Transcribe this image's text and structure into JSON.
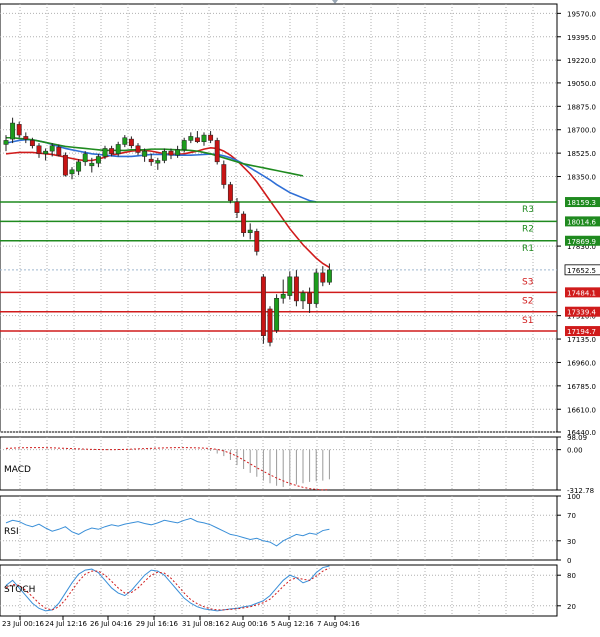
{
  "chart_data": {
    "type": "candlestick",
    "x_labels": [
      "23 Jul 00:16",
      "24 Jul 12:16",
      "26 Jul 04:16",
      "29 Jul 16:16",
      "31 Jul 08:16",
      "2 Aug 00:16",
      "5 Aug 12:16",
      "7 Aug 04:16"
    ],
    "price_axis": {
      "ticks": [
        "19570.0",
        "19395.0",
        "19220.0",
        "19050.0",
        "18875.0",
        "18700.0",
        "18525.0",
        "18350.0",
        "17830.0",
        "17310.0",
        "17135.0",
        "16960.0",
        "16785.0",
        "16610.0",
        "16440.0"
      ],
      "ylim": [
        16440,
        19640
      ]
    },
    "candles": [
      {
        "o": 18590,
        "h": 18660,
        "l": 18540,
        "c": 18620
      },
      {
        "o": 18630,
        "h": 18790,
        "l": 18600,
        "c": 18750
      },
      {
        "o": 18740,
        "h": 18760,
        "l": 18640,
        "c": 18660
      },
      {
        "o": 18650,
        "h": 18680,
        "l": 18600,
        "c": 18630
      },
      {
        "o": 18620,
        "h": 18640,
        "l": 18560,
        "c": 18580
      },
      {
        "o": 18580,
        "h": 18600,
        "l": 18490,
        "c": 18520
      },
      {
        "o": 18520,
        "h": 18560,
        "l": 18470,
        "c": 18540
      },
      {
        "o": 18540,
        "h": 18600,
        "l": 18500,
        "c": 18580
      },
      {
        "o": 18570,
        "h": 18590,
        "l": 18500,
        "c": 18510
      },
      {
        "o": 18510,
        "h": 18530,
        "l": 18350,
        "c": 18360
      },
      {
        "o": 18370,
        "h": 18420,
        "l": 18330,
        "c": 18400
      },
      {
        "o": 18390,
        "h": 18480,
        "l": 18360,
        "c": 18460
      },
      {
        "o": 18460,
        "h": 18540,
        "l": 18430,
        "c": 18520
      },
      {
        "o": 18430,
        "h": 18490,
        "l": 18380,
        "c": 18450
      },
      {
        "o": 18450,
        "h": 18520,
        "l": 18420,
        "c": 18500
      },
      {
        "o": 18500,
        "h": 18580,
        "l": 18480,
        "c": 18560
      },
      {
        "o": 18560,
        "h": 18580,
        "l": 18500,
        "c": 18520
      },
      {
        "o": 18520,
        "h": 18610,
        "l": 18500,
        "c": 18590
      },
      {
        "o": 18590,
        "h": 18660,
        "l": 18570,
        "c": 18640
      },
      {
        "o": 18630,
        "h": 18650,
        "l": 18560,
        "c": 18580
      },
      {
        "o": 18580,
        "h": 18600,
        "l": 18510,
        "c": 18530
      },
      {
        "o": 18500,
        "h": 18560,
        "l": 18460,
        "c": 18540
      },
      {
        "o": 18480,
        "h": 18520,
        "l": 18430,
        "c": 18460
      },
      {
        "o": 18450,
        "h": 18490,
        "l": 18400,
        "c": 18470
      },
      {
        "o": 18470,
        "h": 18560,
        "l": 18450,
        "c": 18540
      },
      {
        "o": 18540,
        "h": 18560,
        "l": 18480,
        "c": 18510
      },
      {
        "o": 18510,
        "h": 18580,
        "l": 18490,
        "c": 18550
      },
      {
        "o": 18550,
        "h": 18640,
        "l": 18530,
        "c": 18620
      },
      {
        "o": 18620,
        "h": 18680,
        "l": 18600,
        "c": 18650
      },
      {
        "o": 18640,
        "h": 18690,
        "l": 18600,
        "c": 18610
      },
      {
        "o": 18610,
        "h": 18680,
        "l": 18580,
        "c": 18660
      },
      {
        "o": 18660,
        "h": 18690,
        "l": 18600,
        "c": 18620
      },
      {
        "o": 18620,
        "h": 18640,
        "l": 18440,
        "c": 18460
      },
      {
        "o": 18440,
        "h": 18470,
        "l": 18260,
        "c": 18290
      },
      {
        "o": 18290,
        "h": 18310,
        "l": 18150,
        "c": 18170
      },
      {
        "o": 18160,
        "h": 18190,
        "l": 18040,
        "c": 18080
      },
      {
        "o": 18070,
        "h": 18090,
        "l": 17900,
        "c": 17930
      },
      {
        "o": 17930,
        "h": 18000,
        "l": 17880,
        "c": 17950
      },
      {
        "o": 17940,
        "h": 17960,
        "l": 17760,
        "c": 17790
      },
      {
        "o": 17600,
        "h": 17620,
        "l": 17100,
        "c": 17160
      },
      {
        "o": 17360,
        "h": 17380,
        "l": 17080,
        "c": 17110
      },
      {
        "o": 17200,
        "h": 17470,
        "l": 17180,
        "c": 17440
      },
      {
        "o": 17440,
        "h": 17580,
        "l": 17400,
        "c": 17470
      },
      {
        "o": 17460,
        "h": 17640,
        "l": 17430,
        "c": 17600
      },
      {
        "o": 17600,
        "h": 17650,
        "l": 17380,
        "c": 17420
      },
      {
        "o": 17420,
        "h": 17500,
        "l": 17360,
        "c": 17480
      },
      {
        "o": 17480,
        "h": 17520,
        "l": 17330,
        "c": 17400
      },
      {
        "o": 17400,
        "h": 17660,
        "l": 17370,
        "c": 17630
      },
      {
        "o": 17630,
        "h": 17680,
        "l": 17530,
        "c": 17560
      },
      {
        "o": 17560,
        "h": 17700,
        "l": 17540,
        "c": 17652
      }
    ],
    "moving_averages": [
      {
        "color": "#d01b1b",
        "values": [
          18520,
          18525,
          18530,
          18530,
          18530,
          18525,
          18520,
          18515,
          18505,
          18495,
          18485,
          18475,
          18470,
          18470,
          18480,
          18495,
          18510,
          18520,
          18530,
          18540,
          18545,
          18545,
          18540,
          18530,
          18520,
          18515,
          18515,
          18520,
          18530,
          18540,
          18555,
          18565,
          18560,
          18540,
          18510,
          18470,
          18420,
          18370,
          18310,
          18240,
          18170,
          18100,
          18030,
          17960,
          17900,
          17840,
          17790,
          17740,
          17700,
          17670
        ]
      },
      {
        "color": "#2f6fd6",
        "values": [
          18600,
          18610,
          18620,
          18625,
          18625,
          18615,
          18605,
          18590,
          18575,
          18560,
          18550,
          18540,
          18530,
          18520,
          18515,
          18510,
          18505,
          18500,
          18500,
          18500,
          18505,
          18510,
          18515,
          18515,
          18515,
          18512,
          18510,
          18510,
          18510,
          18512,
          18515,
          18518,
          18515,
          18505,
          18490,
          18470,
          18445,
          18415,
          18385,
          18355,
          18325,
          18290,
          18260,
          18230,
          18210,
          18190,
          18170,
          18160
        ]
      },
      {
        "color": "#1f8a1f",
        "values": [
          18640,
          18640,
          18635,
          18630,
          18625,
          18615,
          18605,
          18595,
          18585,
          18575,
          18570,
          18565,
          18560,
          18555,
          18550,
          18545,
          18545,
          18545,
          18545,
          18550,
          18550,
          18550,
          18555,
          18555,
          18555,
          18552,
          18550,
          18548,
          18545,
          18540,
          18530,
          18520,
          18505,
          18490,
          18475,
          18460,
          18445,
          18435,
          18425,
          18415,
          18405,
          18395,
          18385,
          18375,
          18365,
          18355
        ]
      }
    ],
    "levels": [
      {
        "name": "R3",
        "value": 18159.3,
        "label": "18159.3",
        "color": "#1f8a1f"
      },
      {
        "name": "R2",
        "value": 18014.6,
        "label": "18014.6",
        "color": "#1f8a1f"
      },
      {
        "name": "R1",
        "value": 17869.9,
        "label": "17869.9",
        "color": "#1f8a1f"
      },
      {
        "name": "S3",
        "value": 17484.1,
        "label": "17484.1",
        "color": "#d01b1b"
      },
      {
        "name": "S2",
        "value": 17339.4,
        "label": "17339.4",
        "color": "#d01b1b"
      },
      {
        "name": "S1",
        "value": 17194.7,
        "label": "17194.7",
        "color": "#d01b1b"
      }
    ],
    "current_price": {
      "value": 17652.5,
      "label": "17652.5"
    },
    "macd": {
      "label": "MACD",
      "ticks": [
        "98.09",
        "0.00",
        "-312.78"
      ],
      "ylim": [
        -312.78,
        98.09
      ],
      "signal": [
        10,
        12,
        14,
        15,
        16,
        16,
        15,
        14,
        12,
        10,
        8,
        6,
        4,
        2,
        1,
        0,
        0,
        1,
        2,
        4,
        6,
        8,
        10,
        12,
        14,
        15,
        16,
        16,
        15,
        14,
        12,
        8,
        2,
        -10,
        -28,
        -52,
        -80,
        -110,
        -140,
        -168,
        -195,
        -220,
        -242,
        -262,
        -278,
        -292,
        -302,
        -308,
        -312,
        -310
      ],
      "histogram": [
        0,
        0,
        0,
        0,
        0,
        0,
        0,
        0,
        0,
        0,
        0,
        0,
        0,
        0,
        0,
        0,
        0,
        0,
        0,
        0,
        0,
        0,
        0,
        0,
        0,
        0,
        0,
        0,
        0,
        0,
        0,
        -10,
        -30,
        -50,
        -80,
        -120,
        -150,
        -180,
        -210,
        -240,
        -260,
        -280,
        -290,
        -280,
        -270,
        -260,
        -250,
        -245,
        -240,
        -230
      ]
    },
    "rsi": {
      "label": "RSI",
      "ticks": [
        "100",
        "70",
        "30",
        "0"
      ],
      "levels": [
        70,
        30
      ],
      "ylim": [
        0,
        100
      ],
      "values": [
        58,
        62,
        60,
        55,
        52,
        56,
        50,
        45,
        48,
        52,
        44,
        40,
        46,
        50,
        48,
        52,
        55,
        53,
        56,
        58,
        60,
        57,
        55,
        58,
        62,
        60,
        58,
        62,
        65,
        60,
        58,
        55,
        50,
        45,
        40,
        38,
        35,
        32,
        34,
        30,
        28,
        22,
        30,
        35,
        40,
        38,
        42,
        40,
        46,
        48
      ]
    },
    "stoch": {
      "label": "STOCH",
      "ticks": [
        "80",
        "20"
      ],
      "levels": [
        80,
        20
      ],
      "ylim": [
        0,
        100
      ],
      "k": [
        60,
        70,
        55,
        40,
        25,
        15,
        10,
        12,
        25,
        45,
        65,
        82,
        90,
        92,
        85,
        70,
        55,
        45,
        40,
        50,
        65,
        80,
        90,
        88,
        80,
        65,
        50,
        35,
        25,
        18,
        14,
        12,
        10,
        12,
        14,
        15,
        18,
        20,
        25,
        30,
        40,
        55,
        70,
        80,
        75,
        65,
        70,
        85,
        95,
        98
      ],
      "d": [
        55,
        62,
        60,
        50,
        38,
        25,
        15,
        12,
        18,
        32,
        50,
        68,
        82,
        88,
        88,
        80,
        68,
        55,
        45,
        46,
        55,
        68,
        80,
        86,
        84,
        74,
        60,
        45,
        32,
        24,
        18,
        14,
        12,
        12,
        13,
        14,
        16,
        18,
        22,
        26,
        33,
        45,
        58,
        70,
        75,
        72,
        70,
        78,
        88,
        94
      ]
    }
  }
}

..............................

PROBLEM TO SOLVE - Give only the number of lines in the material above that include the word "name".

OUTPUT OF THE EXERCISE - 6